=== Recorded data ===
=====

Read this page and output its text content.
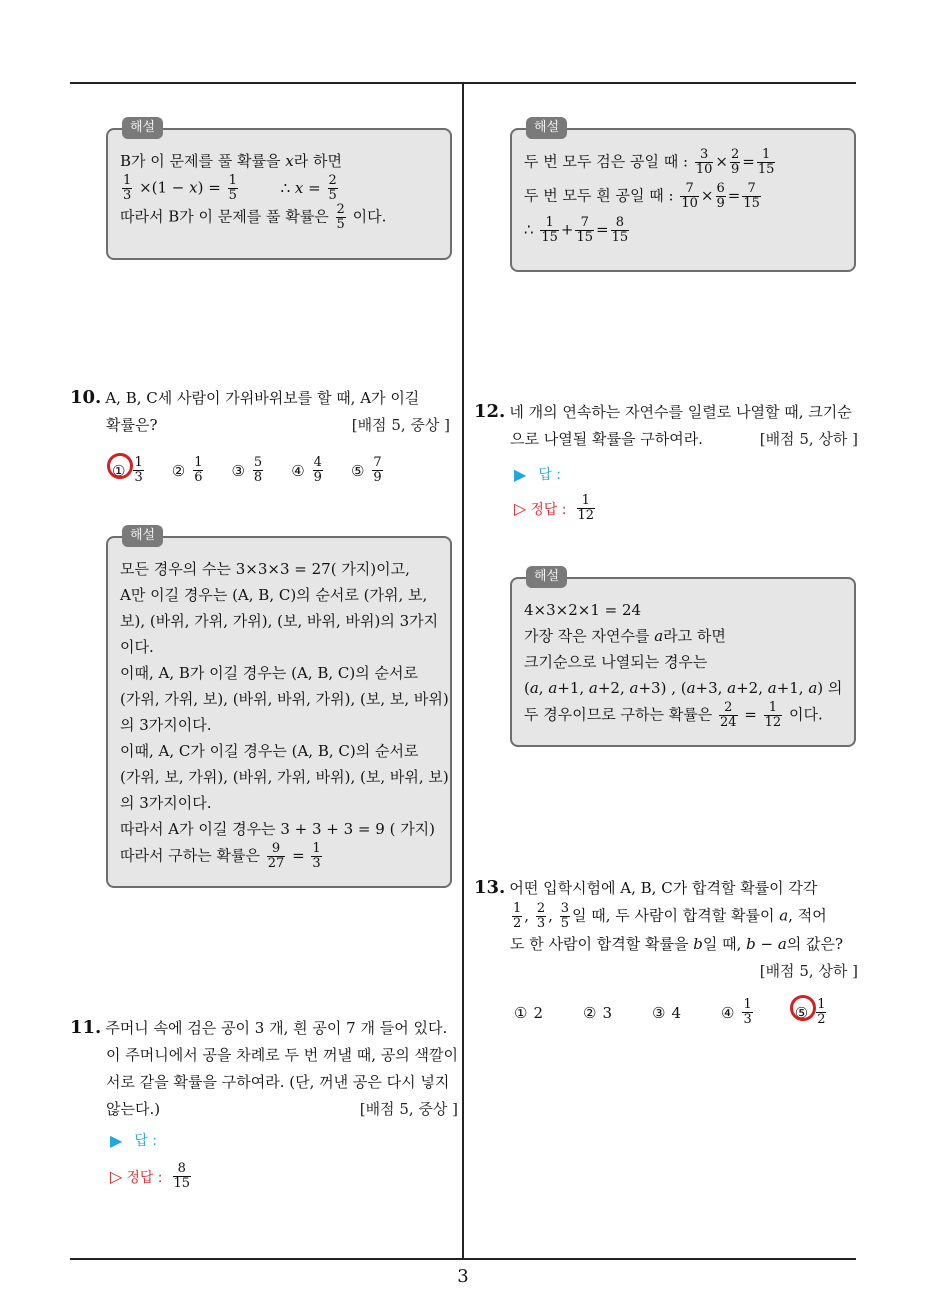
해설
B가 이 문제를 풀 확률을 𝑥라 하면
$\frac{1}{3} \times(1$ − 𝑥) = $\frac{1}{5}$	∴ 𝑥 = $\frac{2}{5}$
따라서 B가 이 문제를 풀 확률은 $\frac{2}{5}$ 이다.
10. A, B, C세 사람이 가위바위보를 할 때, A가 이길
확률은?	[배점 5, 중상 ]
① $\frac{1}{3}$ ② $\frac{1}{6}$ ③ $\frac{5}{8}$ ④ $\frac{4}{9}$ ⑤ $\frac{7}{9}$
해설
모든 경우의 수는 3×3×3 = 27( 가지)이고,
A만 이길 경우는 (A, B, C)의 순서로 (가위, 보,
보), (바위, 가위, 가위), (보, 바위, 바위)의 3가지
이다.
이때, A, B가 이길 경우는 (A, B, C)의 순서로
(가위, 가위, 보), (바위, 바위, 가위), (보, 보, 바위)
의 3가지이다.
이때, A, C가 이길 경우는 (A, B, C)의 순서로
(가위, 보, 가위), (바위, 가위, 바위), (보, 바위, 보)
의 3가지이다.
따라서 A가 이길 경우는 3 + 3 + 3 = 9 ( 가지)
따라서 구하는 확률은 $\frac{9}{27} = \frac{1}{3}$
11. 주머니 속에 검은 공이 3 개, 흰 공이 7 개 들어 있다.
이 주머니에서 공을 차례로 두 번 꺼낼 때, 공의 색깔이
서로 같을 확률을 구하여라. (단, 꺼낸 공은 다시 넣지
않는다.)	[배점 5, 중상 ]
▶ 답 :
▷ 정답 : $\frac{8}{15}$
해설
두 번 모두 검은 공일 때 : $\frac{3}{10} \times \frac{2}{9} = \frac{1}{15}$
두 번 모두 흰 공일 때 : $\frac{7}{10} \times \frac{6}{9} = \frac{7}{15}$
∴ $\frac{1}{15} + \frac{7}{15} = \frac{8}{15}$
12. 네 개의 연속하는 자연수를 일렬로 나열할 때, 크기순
으로 나열될 확률을 구하여라.	[배점 5, 상하 ]
▶ 답 :
▷ 정답 : $\frac{1}{12}$
해설
4×3×2×1 = 24
가장 작은 자연수를 𝑎라고 하면
크기순으로 나열되는 경우는
(𝑎, 𝑎+1, 𝑎+2, 𝑎+3) , (𝑎+3, 𝑎+2, 𝑎+1, 𝑎) 의
두 경우이므로 구하는 확률은 $\frac{2}{24} = \frac{1}{12}$ 이다.
13. 어떤 입학시험에 A, B, C가 합격할 확률이 각각
$\frac{1}{2}$ , $\frac{2}{3}$ , $\frac{3}{5}$ 일 때, 두 사람이 합격할 확률이 𝑎, 적어
도 한 사람이 합격할 확률을 𝑏일 때, 𝑏 − 𝑎의 값은?
[배점 5, 상하 ]
① 2	② 3	③ 4	④ $\frac{1}{3}$	⑤ $\frac{1}{2}$
3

=====

=== AIM OF THE TASK ===
Restate each line of the records exactly; pictures do not belong in the copy.

=== SOLUTION BELOW ===
Read this page and output its text content.
해설
B가 이 문제를 풀 확률을 𝑥라 하면
$\frac{1}{3} \times(1$ − 𝑥) = $\frac{1}{5}$	∴ 𝑥 = $\frac{2}{5}$
따라서 B가 이 문제를 풀 확률은 $\frac{2}{5}$ 이다.
10. A, B, C세 사람이 가위바위보를 할 때, A가 이길
확률은?	[배점 5, 중상 ]
① $\frac{1}{3}$ ② $\frac{1}{6}$ ③ $\frac{5}{8}$ ④ $\frac{4}{9}$ ⑤ $\frac{7}{9}$
해설
모든 경우의 수는 3×3×3 = 27( 가지)이고,
A만 이길 경우는 (A, B, C)의 순서로 (가위, 보,
보), (바위, 가위, 가위), (보, 바위, 바위)의 3가지
이다.
이때, A, B가 이길 경우는 (A, B, C)의 순서로
(가위, 가위, 보), (바위, 바위, 가위), (보, 보, 바위)
의 3가지이다.
이때, A, C가 이길 경우는 (A, B, C)의 순서로
(가위, 보, 가위), (바위, 가위, 바위), (보, 바위, 보)
의 3가지이다.
따라서 A가 이길 경우는 3 + 3 + 3 = 9 ( 가지)
따라서 구하는 확률은 $\frac{9}{27} = \frac{1}{3}$
11. 주머니 속에 검은 공이 3 개, 흰 공이 7 개 들어 있다.
이 주머니에서 공을 차례로 두 번 꺼낼 때, 공의 색깔이
서로 같을 확률을 구하여라. (단, 꺼낸 공은 다시 넣지
않는다.)	[배점 5, 중상 ]
▶ 답 :
▷ 정답 : $\frac{8}{15}$
해설
두 번 모두 검은 공일 때 : $\frac{3}{10} \times \frac{2}{9} = \frac{1}{15}$
두 번 모두 흰 공일 때 : $\frac{7}{10} \times \frac{6}{9} = \frac{7}{15}$
∴ $\frac{1}{15} + \frac{7}{15} = \frac{8}{15}$
12. 네 개의 연속하는 자연수를 일렬로 나열할 때, 크기순
으로 나열될 확률을 구하여라.	[배점 5, 상하 ]
▶ 답 :
▷ 정답 : $\frac{1}{12}$
해설
4×3×2×1 = 24
가장 작은 자연수를 𝑎라고 하면
크기순으로 나열되는 경우는
(𝑎, 𝑎+1, 𝑎+2, 𝑎+3) , (𝑎+3, 𝑎+2, 𝑎+1, 𝑎) 의
두 경우이므로 구하는 확률은 $\frac{2}{24} = \frac{1}{12}$ 이다.
13. 어떤 입학시험에 A, B, C가 합격할 확률이 각각
$\frac{1}{2}$ , $\frac{2}{3}$ , $\frac{3}{5}$ 일 때, 두 사람이 합격할 확률이 𝑎, 적어
도 한 사람이 합격할 확률을 𝑏일 때, 𝑏 − 𝑎의 값은?
[배점 5, 상하 ]
① 2	② 3	③ 4	④ $\frac{1}{3}$	⑤ $\frac{1}{2}$
3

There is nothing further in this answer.